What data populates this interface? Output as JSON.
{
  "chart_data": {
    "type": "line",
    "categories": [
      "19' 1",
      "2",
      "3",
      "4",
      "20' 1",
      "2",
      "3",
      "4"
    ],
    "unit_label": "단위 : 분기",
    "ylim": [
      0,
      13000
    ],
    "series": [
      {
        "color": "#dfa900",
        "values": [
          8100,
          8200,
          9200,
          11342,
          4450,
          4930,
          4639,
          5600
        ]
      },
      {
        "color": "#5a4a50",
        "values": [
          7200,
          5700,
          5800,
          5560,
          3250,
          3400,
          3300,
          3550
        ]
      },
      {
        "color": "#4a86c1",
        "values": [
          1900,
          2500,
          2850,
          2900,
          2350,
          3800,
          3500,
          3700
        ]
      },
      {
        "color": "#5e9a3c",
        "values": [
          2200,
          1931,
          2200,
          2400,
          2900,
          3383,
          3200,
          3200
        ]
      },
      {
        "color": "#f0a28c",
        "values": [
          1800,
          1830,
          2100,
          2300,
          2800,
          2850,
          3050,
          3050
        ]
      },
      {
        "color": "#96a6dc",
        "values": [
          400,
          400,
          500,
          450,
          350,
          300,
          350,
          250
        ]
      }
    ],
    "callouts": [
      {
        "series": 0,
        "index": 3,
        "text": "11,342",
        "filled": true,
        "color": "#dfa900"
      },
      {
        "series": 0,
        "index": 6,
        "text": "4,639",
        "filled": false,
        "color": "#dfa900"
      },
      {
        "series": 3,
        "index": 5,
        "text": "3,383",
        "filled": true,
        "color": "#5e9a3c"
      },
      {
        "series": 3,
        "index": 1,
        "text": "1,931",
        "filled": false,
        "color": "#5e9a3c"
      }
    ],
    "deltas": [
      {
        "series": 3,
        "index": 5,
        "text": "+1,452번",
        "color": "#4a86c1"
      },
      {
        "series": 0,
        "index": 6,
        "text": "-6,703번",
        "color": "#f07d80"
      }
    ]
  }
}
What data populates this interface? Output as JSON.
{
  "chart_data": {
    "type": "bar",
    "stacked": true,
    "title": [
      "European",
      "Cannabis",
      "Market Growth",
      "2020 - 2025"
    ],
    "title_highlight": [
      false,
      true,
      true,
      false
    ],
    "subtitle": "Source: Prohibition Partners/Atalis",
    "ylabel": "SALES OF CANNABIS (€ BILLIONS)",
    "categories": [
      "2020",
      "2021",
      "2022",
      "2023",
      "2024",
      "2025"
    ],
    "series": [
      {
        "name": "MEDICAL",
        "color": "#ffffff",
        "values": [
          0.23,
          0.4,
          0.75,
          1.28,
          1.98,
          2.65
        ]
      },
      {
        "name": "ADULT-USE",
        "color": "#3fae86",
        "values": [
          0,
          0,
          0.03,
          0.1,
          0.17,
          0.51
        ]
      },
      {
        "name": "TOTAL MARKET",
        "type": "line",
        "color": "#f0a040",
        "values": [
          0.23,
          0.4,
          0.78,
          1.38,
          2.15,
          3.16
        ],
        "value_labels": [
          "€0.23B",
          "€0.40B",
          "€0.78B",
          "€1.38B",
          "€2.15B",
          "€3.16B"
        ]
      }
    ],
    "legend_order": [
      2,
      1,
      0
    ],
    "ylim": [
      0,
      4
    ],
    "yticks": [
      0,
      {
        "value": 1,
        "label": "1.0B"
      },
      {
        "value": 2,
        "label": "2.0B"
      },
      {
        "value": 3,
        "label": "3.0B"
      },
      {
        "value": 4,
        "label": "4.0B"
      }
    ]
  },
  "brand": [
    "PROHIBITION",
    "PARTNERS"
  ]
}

===============

**Your goal**
Copy all the records above exactly, missing none.

**Answer to the exercise**
What data populates this interface? Output as JSON.
{
  "chart_data": {
    "type": "line",
    "categories": [
      "19' 1",
      "2",
      "3",
      "4",
      "20' 1",
      "2",
      "3",
      "4"
    ],
    "unit_label": "단위 : 분기",
    "ylim": [
      0,
      13000
    ],
    "series": [
      {
        "color": "#dfa900",
        "values": [
          8100,
          8200,
          9200,
          11342,
          4450,
          4930,
          4639,
          5600
        ]
      },
      {
        "color": "#5a4a50",
        "values": [
          7200,
          5700,
          5800,
          5560,
          3250,
          3400,
          3300,
          3550
        ]
      },
      {
        "color": "#4a86c1",
        "values": [
          1900,
          2500,
          2850,
          2900,
          2350,
          3800,
          3500,
          3700
        ]
      },
      {
        "color": "#5e9a3c",
        "values": [
          2200,
          1931,
          2200,
          2400,
          2900,
          3383,
          3200,
          3200
        ]
      },
      {
        "color": "#f0a28c",
        "values": [
          1800,
          1830,
          2100,
          2300,
          2800,
          2850,
          3050,
          3050
        ]
      },
      {
        "color": "#96a6dc",
        "values": [
          400,
          400,
          500,
          450,
          350,
          300,
          350,
          250
        ]
      }
    ],
    "callouts": [
      {
        "series": 0,
        "index": 3,
        "text": "11,342",
        "filled": true,
        "color": "#dfa900"
      },
      {
        "series": 0,
        "index": 6,
        "text": "4,639",
        "filled": false,
        "color": "#dfa900"
      },
      {
        "series": 3,
        "index": 5,
        "text": "3,383",
        "filled": true,
        "color": "#5e9a3c"
      },
      {
        "series": 3,
        "index": 1,
        "text": "1,931",
        "filled": false,
        "color": "#5e9a3c"
      }
    ],
    "deltas": [
      {
        "series": 3,
        "index": 5,
        "text": "+1,452번",
        "color": "#4a86c1"
      },
      {
        "series": 0,
        "index": 6,
        "text": "-6,703번",
        "color": "#f07d80"
      }
    ]
  }
}
What data populates this interface? Output as JSON.
{
  "chart_data": {
    "type": "bar",
    "stacked": true,
    "title": [
      "European",
      "Cannabis",
      "Market Growth",
      "2020 - 2025"
    ],
    "title_highlight": [
      false,
      true,
      true,
      false
    ],
    "subtitle": "Source: Prohibition Partners/Atalis",
    "ylabel": "SALES OF CANNABIS (€ BILLIONS)",
    "categories": [
      "2020",
      "2021",
      "2022",
      "2023",
      "2024",
      "2025"
    ],
    "series": [
      {
        "name": "MEDICAL",
        "color": "#ffffff",
        "values": [
          0.23,
          0.4,
          0.75,
          1.28,
          1.98,
          2.65
        ]
      },
      {
        "name": "ADULT-USE",
        "color": "#3fae86",
        "values": [
          0,
          0,
          0.03,
          0.1,
          0.17,
          0.51
        ]
      },
      {
        "name": "TOTAL MARKET",
        "type": "line",
        "color": "#f0a040",
        "values": [
          0.23,
          0.4,
          0.78,
          1.38,
          2.15,
          3.16
        ],
        "value_labels": [
          "€0.23B",
          "€0.40B",
          "€0.78B",
          "€1.38B",
          "€2.15B",
          "€3.16B"
        ]
      }
    ],
    "legend_order": [
      2,
      1,
      0
    ],
    "ylim": [
      0,
      4
    ],
    "yticks": [
      0,
      {
        "value": 1,
        "label": "1.0B"
      },
      {
        "value": 2,
        "label": "2.0B"
      },
      {
        "value": 3,
        "label": "3.0B"
      },
      {
        "value": 4,
        "label": "4.0B"
      }
    ]
  },
  "brand": [
    "PROHIBITION",
    "PARTNERS"
  ]
}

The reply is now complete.